--- Recorded information ---
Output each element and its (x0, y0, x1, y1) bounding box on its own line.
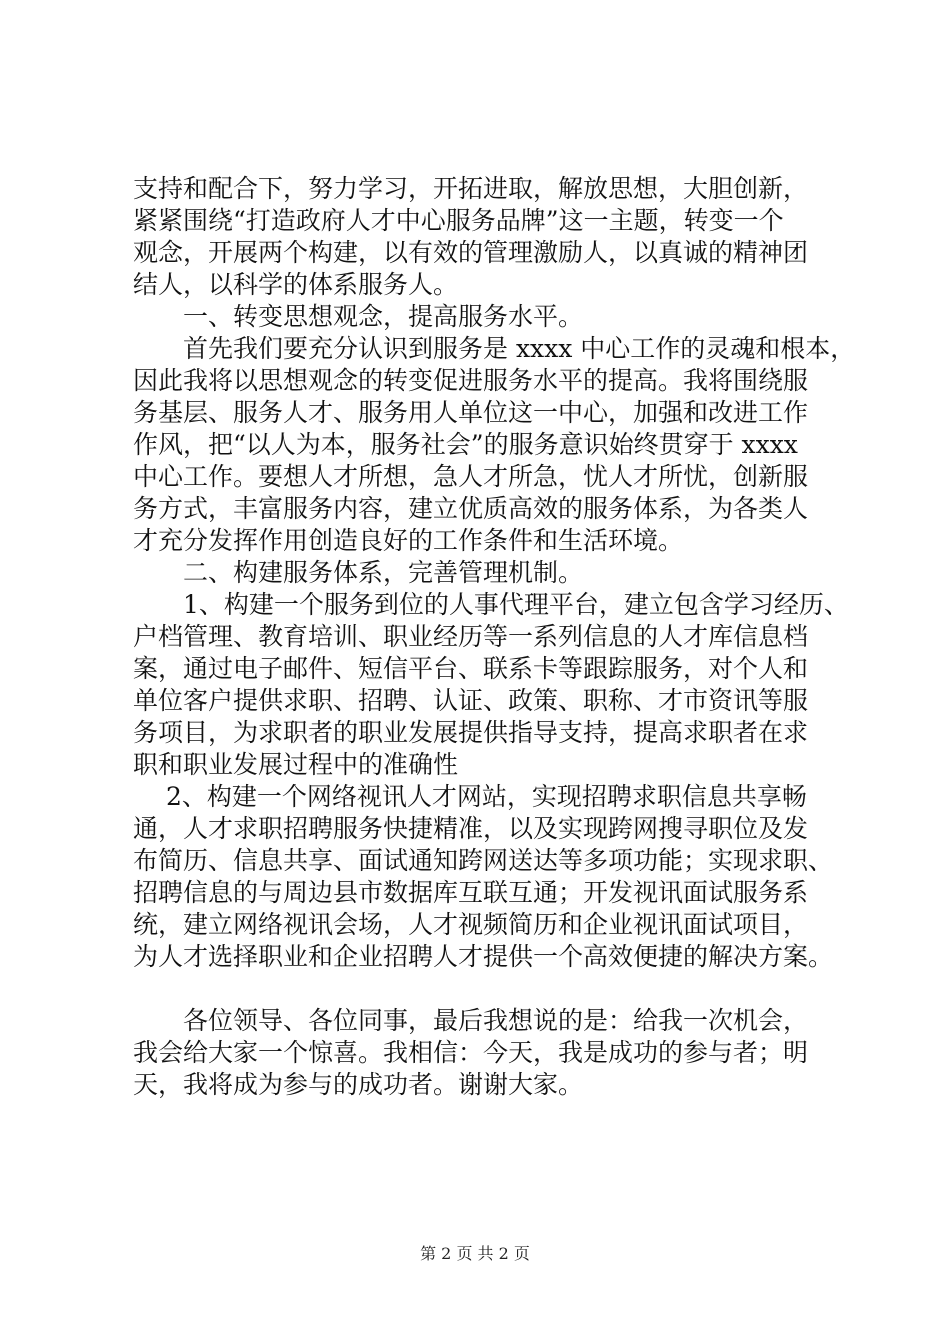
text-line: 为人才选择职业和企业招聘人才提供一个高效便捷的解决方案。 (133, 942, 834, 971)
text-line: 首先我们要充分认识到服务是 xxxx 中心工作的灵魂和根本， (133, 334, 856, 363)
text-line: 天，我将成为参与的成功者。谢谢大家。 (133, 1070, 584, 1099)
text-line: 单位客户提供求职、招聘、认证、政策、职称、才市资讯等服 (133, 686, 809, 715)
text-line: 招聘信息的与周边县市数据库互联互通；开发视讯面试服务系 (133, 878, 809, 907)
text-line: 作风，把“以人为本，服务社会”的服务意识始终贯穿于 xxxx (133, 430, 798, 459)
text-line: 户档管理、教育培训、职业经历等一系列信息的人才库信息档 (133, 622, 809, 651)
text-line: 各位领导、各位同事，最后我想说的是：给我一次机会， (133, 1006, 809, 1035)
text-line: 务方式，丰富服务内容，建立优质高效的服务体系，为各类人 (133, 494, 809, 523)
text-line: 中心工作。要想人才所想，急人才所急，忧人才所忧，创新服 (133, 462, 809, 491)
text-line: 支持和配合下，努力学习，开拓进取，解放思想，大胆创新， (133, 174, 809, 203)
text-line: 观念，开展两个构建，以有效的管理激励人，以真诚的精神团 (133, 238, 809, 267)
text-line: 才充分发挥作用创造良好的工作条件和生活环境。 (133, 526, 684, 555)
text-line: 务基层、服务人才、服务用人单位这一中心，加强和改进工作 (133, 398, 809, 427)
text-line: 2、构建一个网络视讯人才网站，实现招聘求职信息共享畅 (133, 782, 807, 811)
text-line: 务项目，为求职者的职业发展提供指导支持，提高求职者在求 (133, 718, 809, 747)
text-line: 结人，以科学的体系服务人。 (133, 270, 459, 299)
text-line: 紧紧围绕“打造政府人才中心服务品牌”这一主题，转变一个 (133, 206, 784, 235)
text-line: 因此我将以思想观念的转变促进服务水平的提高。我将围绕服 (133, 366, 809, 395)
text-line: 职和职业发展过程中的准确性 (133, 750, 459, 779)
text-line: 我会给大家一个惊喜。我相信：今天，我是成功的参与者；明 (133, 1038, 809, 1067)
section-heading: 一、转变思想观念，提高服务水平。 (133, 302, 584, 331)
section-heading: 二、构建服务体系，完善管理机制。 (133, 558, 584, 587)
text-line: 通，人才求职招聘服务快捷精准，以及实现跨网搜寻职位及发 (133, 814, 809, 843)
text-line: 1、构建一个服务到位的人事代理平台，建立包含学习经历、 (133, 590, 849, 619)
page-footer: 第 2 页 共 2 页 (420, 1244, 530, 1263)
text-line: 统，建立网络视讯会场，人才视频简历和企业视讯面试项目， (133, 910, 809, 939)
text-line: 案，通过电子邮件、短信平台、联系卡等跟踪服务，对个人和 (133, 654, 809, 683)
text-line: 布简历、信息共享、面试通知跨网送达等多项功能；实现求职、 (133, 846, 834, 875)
---
--- Recorded information ---
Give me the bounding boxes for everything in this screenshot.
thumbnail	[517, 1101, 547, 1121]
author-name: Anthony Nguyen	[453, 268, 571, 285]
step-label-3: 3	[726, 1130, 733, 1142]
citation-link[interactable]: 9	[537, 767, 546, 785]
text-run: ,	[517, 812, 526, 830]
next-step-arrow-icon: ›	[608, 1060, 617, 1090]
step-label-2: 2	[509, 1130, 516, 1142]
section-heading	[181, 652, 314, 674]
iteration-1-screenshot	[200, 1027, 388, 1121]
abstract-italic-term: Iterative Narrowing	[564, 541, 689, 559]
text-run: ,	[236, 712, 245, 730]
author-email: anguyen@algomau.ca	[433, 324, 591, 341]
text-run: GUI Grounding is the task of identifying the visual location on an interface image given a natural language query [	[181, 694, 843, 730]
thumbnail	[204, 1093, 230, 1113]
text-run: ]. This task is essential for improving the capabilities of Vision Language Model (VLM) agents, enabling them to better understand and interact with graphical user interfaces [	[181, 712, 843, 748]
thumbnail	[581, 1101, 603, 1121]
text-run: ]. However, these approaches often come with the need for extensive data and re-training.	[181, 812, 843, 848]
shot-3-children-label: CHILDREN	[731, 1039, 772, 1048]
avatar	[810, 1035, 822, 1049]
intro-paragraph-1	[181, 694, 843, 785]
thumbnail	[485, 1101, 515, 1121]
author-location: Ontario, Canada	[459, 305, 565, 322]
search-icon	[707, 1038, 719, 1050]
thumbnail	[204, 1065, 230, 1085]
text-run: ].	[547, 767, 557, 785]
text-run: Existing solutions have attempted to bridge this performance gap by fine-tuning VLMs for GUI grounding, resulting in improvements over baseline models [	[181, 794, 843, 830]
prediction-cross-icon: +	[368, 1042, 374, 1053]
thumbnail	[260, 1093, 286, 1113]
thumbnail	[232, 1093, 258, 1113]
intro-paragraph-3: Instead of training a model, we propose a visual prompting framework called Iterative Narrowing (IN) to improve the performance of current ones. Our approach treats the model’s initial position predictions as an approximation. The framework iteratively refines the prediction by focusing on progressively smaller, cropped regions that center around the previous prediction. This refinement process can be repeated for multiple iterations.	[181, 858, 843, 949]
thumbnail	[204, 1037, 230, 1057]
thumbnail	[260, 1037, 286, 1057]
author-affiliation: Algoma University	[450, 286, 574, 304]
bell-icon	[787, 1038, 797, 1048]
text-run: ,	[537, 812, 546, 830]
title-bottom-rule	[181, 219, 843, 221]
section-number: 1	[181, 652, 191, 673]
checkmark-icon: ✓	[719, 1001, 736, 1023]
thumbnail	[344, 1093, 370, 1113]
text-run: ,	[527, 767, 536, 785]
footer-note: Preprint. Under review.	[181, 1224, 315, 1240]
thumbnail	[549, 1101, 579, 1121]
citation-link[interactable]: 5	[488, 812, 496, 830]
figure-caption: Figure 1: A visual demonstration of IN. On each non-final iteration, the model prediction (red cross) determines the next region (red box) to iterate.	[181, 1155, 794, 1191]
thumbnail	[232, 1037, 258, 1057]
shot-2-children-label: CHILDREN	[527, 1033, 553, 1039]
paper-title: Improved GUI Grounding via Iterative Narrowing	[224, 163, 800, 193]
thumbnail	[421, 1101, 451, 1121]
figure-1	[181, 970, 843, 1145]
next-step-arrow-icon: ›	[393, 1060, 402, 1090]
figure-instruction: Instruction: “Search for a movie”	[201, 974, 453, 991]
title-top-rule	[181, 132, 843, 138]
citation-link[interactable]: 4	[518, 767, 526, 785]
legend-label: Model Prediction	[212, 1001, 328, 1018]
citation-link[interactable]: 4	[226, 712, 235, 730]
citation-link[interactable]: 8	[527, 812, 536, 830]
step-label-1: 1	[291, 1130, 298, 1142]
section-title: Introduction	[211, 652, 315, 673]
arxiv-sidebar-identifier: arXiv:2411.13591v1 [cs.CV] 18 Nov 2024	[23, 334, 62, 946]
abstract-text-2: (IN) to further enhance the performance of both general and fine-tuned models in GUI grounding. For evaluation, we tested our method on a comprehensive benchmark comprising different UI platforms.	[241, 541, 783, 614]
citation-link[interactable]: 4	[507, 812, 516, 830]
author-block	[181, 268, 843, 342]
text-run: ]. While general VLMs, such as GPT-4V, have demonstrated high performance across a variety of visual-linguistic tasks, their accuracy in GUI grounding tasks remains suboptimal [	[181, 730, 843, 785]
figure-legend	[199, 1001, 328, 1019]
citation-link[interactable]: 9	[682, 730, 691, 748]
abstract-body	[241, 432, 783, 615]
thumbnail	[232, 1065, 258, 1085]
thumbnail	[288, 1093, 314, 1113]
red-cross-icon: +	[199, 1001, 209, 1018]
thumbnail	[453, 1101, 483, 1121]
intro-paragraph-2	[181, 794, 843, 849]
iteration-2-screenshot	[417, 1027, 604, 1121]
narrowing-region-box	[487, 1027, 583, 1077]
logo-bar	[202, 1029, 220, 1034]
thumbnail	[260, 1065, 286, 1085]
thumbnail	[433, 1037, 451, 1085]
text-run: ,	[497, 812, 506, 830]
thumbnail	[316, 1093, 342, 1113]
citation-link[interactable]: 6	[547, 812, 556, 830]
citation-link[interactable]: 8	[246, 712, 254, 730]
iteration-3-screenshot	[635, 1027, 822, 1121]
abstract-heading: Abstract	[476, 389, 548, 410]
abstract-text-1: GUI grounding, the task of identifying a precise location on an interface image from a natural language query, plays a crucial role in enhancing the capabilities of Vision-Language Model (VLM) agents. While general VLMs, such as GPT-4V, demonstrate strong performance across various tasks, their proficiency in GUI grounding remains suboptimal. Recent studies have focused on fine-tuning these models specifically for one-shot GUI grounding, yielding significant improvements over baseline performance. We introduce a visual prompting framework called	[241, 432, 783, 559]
---
--- Recorded information ---
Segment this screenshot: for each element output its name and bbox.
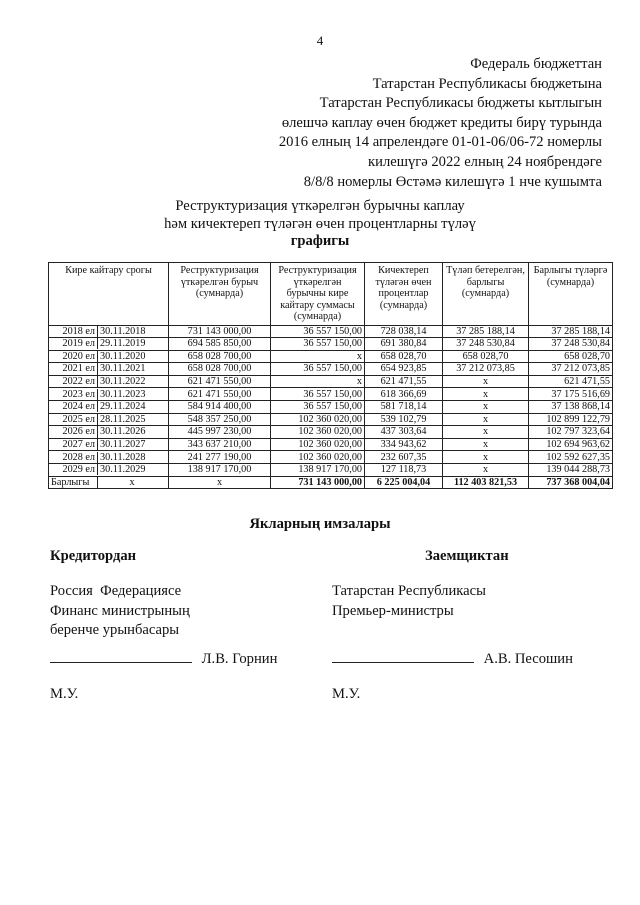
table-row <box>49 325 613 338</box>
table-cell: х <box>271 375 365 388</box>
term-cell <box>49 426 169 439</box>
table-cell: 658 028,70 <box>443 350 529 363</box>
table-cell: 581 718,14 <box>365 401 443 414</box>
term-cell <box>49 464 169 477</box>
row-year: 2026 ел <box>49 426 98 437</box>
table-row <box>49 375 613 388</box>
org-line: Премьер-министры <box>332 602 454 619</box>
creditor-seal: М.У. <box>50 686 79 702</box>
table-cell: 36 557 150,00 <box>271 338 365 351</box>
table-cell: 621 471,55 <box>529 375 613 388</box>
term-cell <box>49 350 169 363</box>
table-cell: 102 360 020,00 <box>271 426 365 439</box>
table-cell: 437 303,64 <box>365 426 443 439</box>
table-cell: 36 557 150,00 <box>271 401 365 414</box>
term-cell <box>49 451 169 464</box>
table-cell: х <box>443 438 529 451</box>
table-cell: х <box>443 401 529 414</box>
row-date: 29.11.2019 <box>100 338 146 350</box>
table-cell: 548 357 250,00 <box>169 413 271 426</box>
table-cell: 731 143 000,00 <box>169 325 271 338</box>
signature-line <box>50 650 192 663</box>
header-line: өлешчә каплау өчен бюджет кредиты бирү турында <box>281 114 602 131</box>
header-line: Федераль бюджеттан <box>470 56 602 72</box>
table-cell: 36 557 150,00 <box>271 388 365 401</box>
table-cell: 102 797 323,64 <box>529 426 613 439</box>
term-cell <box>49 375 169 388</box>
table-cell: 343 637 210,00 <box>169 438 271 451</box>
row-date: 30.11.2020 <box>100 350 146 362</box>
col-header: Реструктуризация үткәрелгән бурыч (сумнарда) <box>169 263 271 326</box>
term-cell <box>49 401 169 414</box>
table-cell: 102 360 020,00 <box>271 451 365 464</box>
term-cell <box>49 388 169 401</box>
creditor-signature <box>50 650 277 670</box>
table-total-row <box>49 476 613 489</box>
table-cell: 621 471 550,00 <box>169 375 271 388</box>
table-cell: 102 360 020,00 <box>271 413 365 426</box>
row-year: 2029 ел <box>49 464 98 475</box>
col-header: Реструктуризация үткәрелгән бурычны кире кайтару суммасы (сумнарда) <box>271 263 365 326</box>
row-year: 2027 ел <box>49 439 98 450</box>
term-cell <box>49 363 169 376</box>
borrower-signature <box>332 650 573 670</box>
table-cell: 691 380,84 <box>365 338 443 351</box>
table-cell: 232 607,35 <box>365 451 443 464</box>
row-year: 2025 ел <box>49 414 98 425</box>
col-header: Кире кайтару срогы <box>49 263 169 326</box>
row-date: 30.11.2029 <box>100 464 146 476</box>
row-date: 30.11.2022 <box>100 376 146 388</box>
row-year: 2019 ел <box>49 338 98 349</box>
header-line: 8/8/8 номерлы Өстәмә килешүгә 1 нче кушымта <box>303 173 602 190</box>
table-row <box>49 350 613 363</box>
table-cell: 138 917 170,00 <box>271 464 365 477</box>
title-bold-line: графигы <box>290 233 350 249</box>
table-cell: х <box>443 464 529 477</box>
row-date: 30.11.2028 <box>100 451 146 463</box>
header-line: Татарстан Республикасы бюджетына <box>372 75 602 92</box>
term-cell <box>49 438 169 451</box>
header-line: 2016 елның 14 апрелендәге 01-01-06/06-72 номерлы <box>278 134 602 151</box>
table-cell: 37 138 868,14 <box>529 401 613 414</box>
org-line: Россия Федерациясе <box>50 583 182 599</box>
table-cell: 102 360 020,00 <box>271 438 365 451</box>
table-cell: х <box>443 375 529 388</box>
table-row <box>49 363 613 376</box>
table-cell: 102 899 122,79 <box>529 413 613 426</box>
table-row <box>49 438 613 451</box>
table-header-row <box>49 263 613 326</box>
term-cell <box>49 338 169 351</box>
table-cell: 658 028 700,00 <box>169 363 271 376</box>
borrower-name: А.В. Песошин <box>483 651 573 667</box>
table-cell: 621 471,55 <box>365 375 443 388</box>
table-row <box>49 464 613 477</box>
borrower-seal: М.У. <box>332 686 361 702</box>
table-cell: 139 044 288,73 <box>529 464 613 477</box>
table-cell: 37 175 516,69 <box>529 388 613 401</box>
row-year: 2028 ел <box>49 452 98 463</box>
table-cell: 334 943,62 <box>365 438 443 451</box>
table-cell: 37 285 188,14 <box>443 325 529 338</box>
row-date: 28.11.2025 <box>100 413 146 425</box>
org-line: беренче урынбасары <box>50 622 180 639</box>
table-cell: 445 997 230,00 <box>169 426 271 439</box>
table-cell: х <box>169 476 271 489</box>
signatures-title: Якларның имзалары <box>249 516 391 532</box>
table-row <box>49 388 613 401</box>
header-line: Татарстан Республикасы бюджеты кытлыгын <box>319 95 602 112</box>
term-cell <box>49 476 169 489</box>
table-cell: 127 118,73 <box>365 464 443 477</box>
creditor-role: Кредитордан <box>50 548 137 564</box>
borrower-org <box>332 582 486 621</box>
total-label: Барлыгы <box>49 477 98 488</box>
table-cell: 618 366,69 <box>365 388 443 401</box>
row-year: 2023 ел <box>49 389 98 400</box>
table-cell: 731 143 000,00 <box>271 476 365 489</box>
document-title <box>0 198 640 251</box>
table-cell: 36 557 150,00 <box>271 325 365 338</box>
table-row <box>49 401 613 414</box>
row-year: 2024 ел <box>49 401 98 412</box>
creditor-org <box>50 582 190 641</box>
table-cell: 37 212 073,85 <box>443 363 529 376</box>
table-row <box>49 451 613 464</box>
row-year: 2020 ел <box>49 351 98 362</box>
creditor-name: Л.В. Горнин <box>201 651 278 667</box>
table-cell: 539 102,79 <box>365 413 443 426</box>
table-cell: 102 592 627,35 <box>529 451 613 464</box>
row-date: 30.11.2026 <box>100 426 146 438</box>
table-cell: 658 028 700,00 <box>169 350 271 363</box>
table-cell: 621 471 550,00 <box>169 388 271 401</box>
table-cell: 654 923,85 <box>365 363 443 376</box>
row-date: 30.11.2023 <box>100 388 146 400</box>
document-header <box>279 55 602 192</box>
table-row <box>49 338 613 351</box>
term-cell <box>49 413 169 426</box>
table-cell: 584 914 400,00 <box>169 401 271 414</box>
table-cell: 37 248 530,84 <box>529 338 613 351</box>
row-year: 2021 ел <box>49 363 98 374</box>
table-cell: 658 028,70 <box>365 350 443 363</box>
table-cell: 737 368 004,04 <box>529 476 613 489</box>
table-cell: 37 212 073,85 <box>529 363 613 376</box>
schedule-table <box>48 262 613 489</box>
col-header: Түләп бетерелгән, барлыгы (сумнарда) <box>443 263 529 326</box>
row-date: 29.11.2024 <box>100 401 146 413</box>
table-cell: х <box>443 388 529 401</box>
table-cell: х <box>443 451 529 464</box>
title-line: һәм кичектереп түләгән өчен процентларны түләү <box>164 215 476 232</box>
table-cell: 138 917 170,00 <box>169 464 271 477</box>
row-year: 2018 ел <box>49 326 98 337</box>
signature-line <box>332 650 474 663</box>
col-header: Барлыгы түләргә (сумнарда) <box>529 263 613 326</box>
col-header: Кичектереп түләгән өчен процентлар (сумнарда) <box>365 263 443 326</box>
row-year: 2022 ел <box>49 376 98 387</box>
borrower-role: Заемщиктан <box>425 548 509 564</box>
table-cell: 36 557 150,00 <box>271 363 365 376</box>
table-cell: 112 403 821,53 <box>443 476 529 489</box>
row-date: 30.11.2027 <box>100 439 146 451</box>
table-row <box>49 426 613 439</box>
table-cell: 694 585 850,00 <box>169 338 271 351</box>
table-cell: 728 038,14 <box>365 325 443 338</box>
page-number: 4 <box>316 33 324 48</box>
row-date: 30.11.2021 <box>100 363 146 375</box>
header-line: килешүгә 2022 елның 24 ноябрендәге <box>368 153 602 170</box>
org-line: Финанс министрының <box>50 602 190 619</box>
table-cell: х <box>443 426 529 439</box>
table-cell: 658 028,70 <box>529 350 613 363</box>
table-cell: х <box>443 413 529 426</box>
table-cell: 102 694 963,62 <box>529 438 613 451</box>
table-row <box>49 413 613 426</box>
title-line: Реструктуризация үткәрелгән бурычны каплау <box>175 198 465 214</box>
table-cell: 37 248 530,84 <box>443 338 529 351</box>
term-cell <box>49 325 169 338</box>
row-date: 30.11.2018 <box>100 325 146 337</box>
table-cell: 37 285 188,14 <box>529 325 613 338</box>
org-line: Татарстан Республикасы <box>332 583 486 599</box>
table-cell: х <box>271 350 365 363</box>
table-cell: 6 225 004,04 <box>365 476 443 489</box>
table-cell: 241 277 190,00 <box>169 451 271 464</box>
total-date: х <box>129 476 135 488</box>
---
Write out every row from the one containing "Give me the" down to the one containing "1093, 258, 1113]", keeping both of those rows.

Give me the bounding boxes for everything in this screenshot.
thumbnail	[517, 1101, 547, 1121]
author-name: Anthony Nguyen	[453, 268, 571, 285]
step-label-3: 3	[726, 1130, 733, 1142]
citation-link[interactable]: 9	[537, 767, 546, 785]
text-run: ,	[517, 812, 526, 830]
next-step-arrow-icon: ›	[608, 1060, 617, 1090]
step-label-2: 2	[509, 1130, 516, 1142]
section-heading	[181, 652, 314, 674]
iteration-1-screenshot	[200, 1027, 388, 1121]
abstract-italic-term: Iterative Narrowing	[564, 541, 689, 559]
text-run: ,	[236, 712, 245, 730]
author-email: anguyen@algomau.ca	[433, 324, 591, 341]
text-run: GUI Grounding is the task of identifying the visual location on an interface image given a natural language query [	[181, 694, 843, 730]
thumbnail	[204, 1093, 230, 1113]
text-run: ]. This task is essential for improving the capabilities of Vision Language Model (VLM) agents, enabling them to better understand and interact with graphical user interfaces [	[181, 712, 843, 748]
thumbnail	[581, 1101, 603, 1121]
text-run: ]. However, these approaches often come with the need for extensive data and re-training.	[181, 812, 843, 848]
shot-3-children-label: CHILDREN	[731, 1039, 772, 1048]
avatar	[810, 1035, 822, 1049]
intro-paragraph-1	[181, 694, 843, 785]
thumbnail	[485, 1101, 515, 1121]
author-location: Ontario, Canada	[459, 305, 565, 322]
search-icon	[707, 1038, 719, 1050]
thumbnail	[204, 1065, 230, 1085]
text-run: ].	[547, 767, 557, 785]
text-run: Existing solutions have attempted to bridge this performance gap by fine-tuning VLMs for GUI grounding, resulting in improvements over baseline models [	[181, 794, 843, 830]
prediction-cross-icon: +	[368, 1042, 374, 1053]
thumbnail	[260, 1093, 286, 1113]
thumbnail	[232, 1093, 258, 1113]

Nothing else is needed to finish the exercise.